======== Provided material ========
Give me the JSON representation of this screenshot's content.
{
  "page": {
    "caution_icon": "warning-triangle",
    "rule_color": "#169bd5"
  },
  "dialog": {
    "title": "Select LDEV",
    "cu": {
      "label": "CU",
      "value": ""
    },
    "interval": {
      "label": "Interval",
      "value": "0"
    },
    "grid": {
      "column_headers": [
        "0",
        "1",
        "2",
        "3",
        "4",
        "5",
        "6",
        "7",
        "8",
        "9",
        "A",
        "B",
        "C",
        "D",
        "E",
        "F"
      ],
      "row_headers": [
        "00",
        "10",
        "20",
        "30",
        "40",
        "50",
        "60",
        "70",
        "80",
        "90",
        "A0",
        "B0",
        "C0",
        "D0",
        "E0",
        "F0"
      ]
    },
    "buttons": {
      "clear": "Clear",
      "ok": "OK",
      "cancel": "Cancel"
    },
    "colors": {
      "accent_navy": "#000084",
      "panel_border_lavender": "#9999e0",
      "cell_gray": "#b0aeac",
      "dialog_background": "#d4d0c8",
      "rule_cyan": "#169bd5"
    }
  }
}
========
● Objective
Reproduce the records in full, exactly as written.

● Exercise solution
Give me the JSON representation of this screenshot's content.
{
  "page": {
    "caution_icon": "warning-triangle",
    "rule_color": "#169bd5"
  },
  "dialog": {
    "title": "Select LDEV",
    "cu": {
      "label": "CU",
      "value": ""
    },
    "interval": {
      "label": "Interval",
      "value": "0"
    },
    "grid": {
      "column_headers": [
        "0",
        "1",
        "2",
        "3",
        "4",
        "5",
        "6",
        "7",
        "8",
        "9",
        "A",
        "B",
        "C",
        "D",
        "E",
        "F"
      ],
      "row_headers": [
        "00",
        "10",
        "20",
        "30",
        "40",
        "50",
        "60",
        "70",
        "80",
        "90",
        "A0",
        "B0",
        "C0",
        "D0",
        "E0",
        "F0"
      ]
    },
    "buttons": {
      "clear": "Clear",
      "ok": "OK",
      "cancel": "Cancel"
    },
    "colors": {
      "accent_navy": "#000084",
      "panel_border_lavender": "#9999e0",
      "cell_gray": "#b0aeac",
      "dialog_background": "#d4d0c8",
      "rule_cyan": "#169bd5"
    }
  }
}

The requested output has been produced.